[Data records]
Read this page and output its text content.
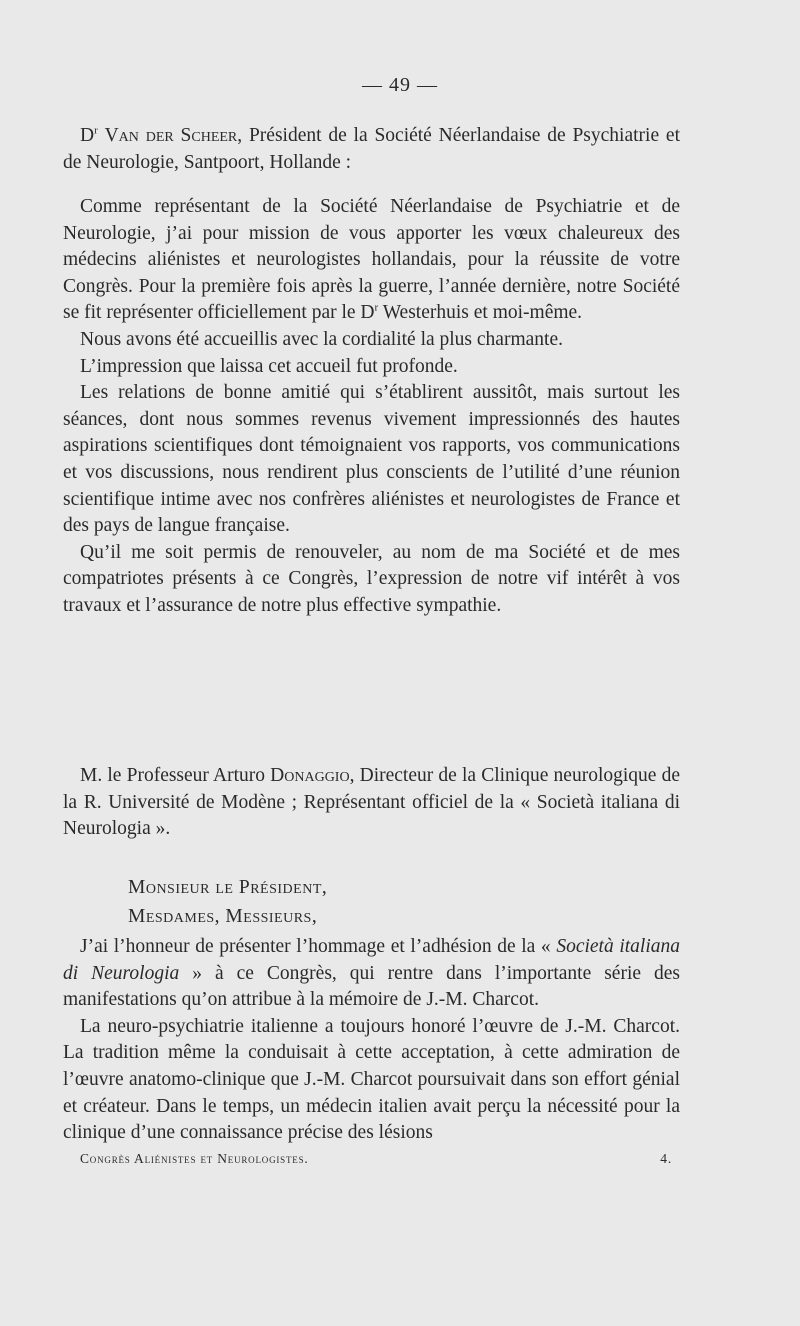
— 49 —

$D^r$ Van der Scheer, Président de la Société Néerlandaise de Psychiatrie et de Neurologie, Santpoort, Hollande :

Comme représentant de la Société Néerlandaise de Psychiatrie et de Neurologie, j’ai pour mission de vous apporter les vœux chaleureux des médecins aliénistes et neurologistes hollandais, pour la réussite de votre Congrès. Pour la première fois après la guerre, l’année dernière, notre Société se fit représenter officiellement par le $D^r$ Westerhuis et moi-même.

Nous avons été accueillis avec la cordialité la plus charmante.

L’impression que laissa cet accueil fut profonde.

Les relations de bonne amitié qui s’établirent aussitôt, mais surtout les séances, dont nous sommes revenus vivement impressionnés des hautes aspirations scientifiques dont témoignaient vos rapports, vos communications et vos discussions, nous rendirent plus conscients de l’utilité d’une réunion scientifique intime avec nos confrères aliénistes et neurologistes de France et des pays de langue française.

Qu’il me soit permis de renouveler, au nom de ma Société et de mes compatriotes présents à ce Congrès, l’expression de notre vif intérêt à vos travaux et l’assurance de notre plus effective sympathie.

M. le Professeur Arturo Donaggio, Directeur de la Clinique neurologique de la R. Université de Modène ; Représentant officiel de la « Società italiana di Neurologia ».

Monsieur le Président,
Mesdames, Messieurs,

J’ai l’honneur de présenter l’hommage et l’adhésion de la « Società italiana di Neurologia » à ce Congrès, qui rentre dans l’importante série des manifestations qu’on attribue à la mémoire de J.-M. Charcot.

La neuro-psychiatrie italienne a toujours honoré l’œuvre de J.-M. Charcot. La tradition même la conduisait à cette acceptation, à cette admiration de l’œuvre anatomo-clinique que J.-M. Charcot poursuivait dans son effort génial et créateur. Dans le temps, un médecin italien avait perçu la nécessité pour la clinique d’une connaissance précise des lésions

Congrès Aliénistes et Neurologistes.	4.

OBJECTIVE: Without the pictures, print the whole listing exactly as given.

WRITTEN RESPONSE:
Read this page and output its text content.
— 49 —

$D^r$ Van der Scheer, Président de la Société Néerlandaise de Psychiatrie et de Neurologie, Santpoort, Hollande :

Comme représentant de la Société Néerlandaise de Psychiatrie et de Neurologie, j’ai pour mission de vous apporter les vœux chaleureux des médecins aliénistes et neurologistes hollandais, pour la réussite de votre Congrès. Pour la première fois après la guerre, l’année dernière, notre Société se fit représenter officiellement par le $D^r$ Westerhuis et moi-même.

Nous avons été accueillis avec la cordialité la plus charmante.

L’impression que laissa cet accueil fut profonde.

Les relations de bonne amitié qui s’établirent aussitôt, mais surtout les séances, dont nous sommes revenus vivement impressionnés des hautes aspirations scientifiques dont témoignaient vos rapports, vos communications et vos discussions, nous rendirent plus conscients de l’utilité d’une réunion scientifique intime avec nos confrères aliénistes et neurologistes de France et des pays de langue française.

Qu’il me soit permis de renouveler, au nom de ma Société et de mes compatriotes présents à ce Congrès, l’expression de notre vif intérêt à vos travaux et l’assurance de notre plus effective sympathie.

M. le Professeur Arturo Donaggio, Directeur de la Clinique neurologique de la R. Université de Modène ; Représentant officiel de la « Società italiana di Neurologia ».

Monsieur le Président,
Mesdames, Messieurs,

J’ai l’honneur de présenter l’hommage et l’adhésion de la « Società italiana di Neurologia » à ce Congrès, qui rentre dans l’importante série des manifestations qu’on attribue à la mémoire de J.-M. Charcot.

La neuro-psychiatrie italienne a toujours honoré l’œuvre de J.-M. Charcot. La tradition même la conduisait à cette acceptation, à cette admiration de l’œuvre anatomo-clinique que J.-M. Charcot poursuivait dans son effort génial et créateur. Dans le temps, un médecin italien avait perçu la nécessité pour la clinique d’une connaissance précise des lésions

Congrès Aliénistes et Neurologistes.	4.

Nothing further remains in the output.